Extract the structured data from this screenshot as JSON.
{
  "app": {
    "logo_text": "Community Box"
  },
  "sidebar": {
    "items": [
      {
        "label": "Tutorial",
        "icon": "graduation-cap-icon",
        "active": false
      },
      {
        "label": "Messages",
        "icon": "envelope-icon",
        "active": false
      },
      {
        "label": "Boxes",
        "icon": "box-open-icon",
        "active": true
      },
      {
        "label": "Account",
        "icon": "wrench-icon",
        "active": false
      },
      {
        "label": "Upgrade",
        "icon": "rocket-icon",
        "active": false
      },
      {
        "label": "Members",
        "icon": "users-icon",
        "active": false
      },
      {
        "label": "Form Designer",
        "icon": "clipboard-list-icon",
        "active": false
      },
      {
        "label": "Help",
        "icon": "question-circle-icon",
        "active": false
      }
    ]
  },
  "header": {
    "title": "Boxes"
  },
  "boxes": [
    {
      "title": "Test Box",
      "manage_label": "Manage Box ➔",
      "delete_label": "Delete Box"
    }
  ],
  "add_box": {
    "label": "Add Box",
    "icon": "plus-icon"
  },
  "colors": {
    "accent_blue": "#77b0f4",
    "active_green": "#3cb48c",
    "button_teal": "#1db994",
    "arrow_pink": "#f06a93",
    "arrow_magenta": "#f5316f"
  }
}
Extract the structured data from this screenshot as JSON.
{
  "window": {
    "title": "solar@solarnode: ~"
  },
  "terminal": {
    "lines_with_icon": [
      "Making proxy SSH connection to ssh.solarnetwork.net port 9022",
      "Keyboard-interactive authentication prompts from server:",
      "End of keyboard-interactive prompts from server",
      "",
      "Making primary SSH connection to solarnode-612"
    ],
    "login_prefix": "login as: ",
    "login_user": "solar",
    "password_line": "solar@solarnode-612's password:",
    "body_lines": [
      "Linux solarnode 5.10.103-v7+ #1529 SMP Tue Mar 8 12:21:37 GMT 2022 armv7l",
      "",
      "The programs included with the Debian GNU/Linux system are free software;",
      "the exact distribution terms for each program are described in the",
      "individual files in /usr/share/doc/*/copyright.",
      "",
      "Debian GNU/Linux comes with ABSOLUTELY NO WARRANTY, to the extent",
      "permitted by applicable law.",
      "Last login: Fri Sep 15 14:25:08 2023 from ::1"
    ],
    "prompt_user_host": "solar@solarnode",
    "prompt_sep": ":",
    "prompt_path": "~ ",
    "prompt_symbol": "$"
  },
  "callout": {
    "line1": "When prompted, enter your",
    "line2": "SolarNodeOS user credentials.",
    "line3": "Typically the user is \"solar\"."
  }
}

_ _ _ _ _ _ _

SHORT TASK »
Please reproduce each line exactly as written.

RESULT »
Extract the structured data from this screenshot as JSON.
{
  "app": {
    "logo_text": "Community Box"
  },
  "sidebar": {
    "items": [
      {
        "label": "Tutorial",
        "icon": "graduation-cap-icon",
        "active": false
      },
      {
        "label": "Messages",
        "icon": "envelope-icon",
        "active": false
      },
      {
        "label": "Boxes",
        "icon": "box-open-icon",
        "active": true
      },
      {
        "label": "Account",
        "icon": "wrench-icon",
        "active": false
      },
      {
        "label": "Upgrade",
        "icon": "rocket-icon",
        "active": false
      },
      {
        "label": "Members",
        "icon": "users-icon",
        "active": false
      },
      {
        "label": "Form Designer",
        "icon": "clipboard-list-icon",
        "active": false
      },
      {
        "label": "Help",
        "icon": "question-circle-icon",
        "active": false
      }
    ]
  },
  "header": {
    "title": "Boxes"
  },
  "boxes": [
    {
      "title": "Test Box",
      "manage_label": "Manage Box ➔",
      "delete_label": "Delete Box"
    }
  ],
  "add_box": {
    "label": "Add Box",
    "icon": "plus-icon"
  },
  "colors": {
    "accent_blue": "#77b0f4",
    "active_green": "#3cb48c",
    "button_teal": "#1db994",
    "arrow_pink": "#f06a93",
    "arrow_magenta": "#f5316f"
  }
}
Extract the structured data from this screenshot as JSON.
{
  "window": {
    "title": "solar@solarnode: ~"
  },
  "terminal": {
    "lines_with_icon": [
      "Making proxy SSH connection to ssh.solarnetwork.net port 9022",
      "Keyboard-interactive authentication prompts from server:",
      "End of keyboard-interactive prompts from server",
      "",
      "Making primary SSH connection to solarnode-612"
    ],
    "login_prefix": "login as: ",
    "login_user": "solar",
    "password_line": "solar@solarnode-612's password:",
    "body_lines": [
      "Linux solarnode 5.10.103-v7+ #1529 SMP Tue Mar 8 12:21:37 GMT 2022 armv7l",
      "",
      "The programs included with the Debian GNU/Linux system are free software;",
      "the exact distribution terms for each program are described in the",
      "individual files in /usr/share/doc/*/copyright.",
      "",
      "Debian GNU/Linux comes with ABSOLUTELY NO WARRANTY, to the extent",
      "permitted by applicable law.",
      "Last login: Fri Sep 15 14:25:08 2023 from ::1"
    ],
    "prompt_user_host": "solar@solarnode",
    "prompt_sep": ":",
    "prompt_path": "~ ",
    "prompt_symbol": "$"
  },
  "callout": {
    "line1": "When prompted, enter your",
    "line2": "SolarNodeOS user credentials.",
    "line3": "Typically the user is \"solar\"."
  }
}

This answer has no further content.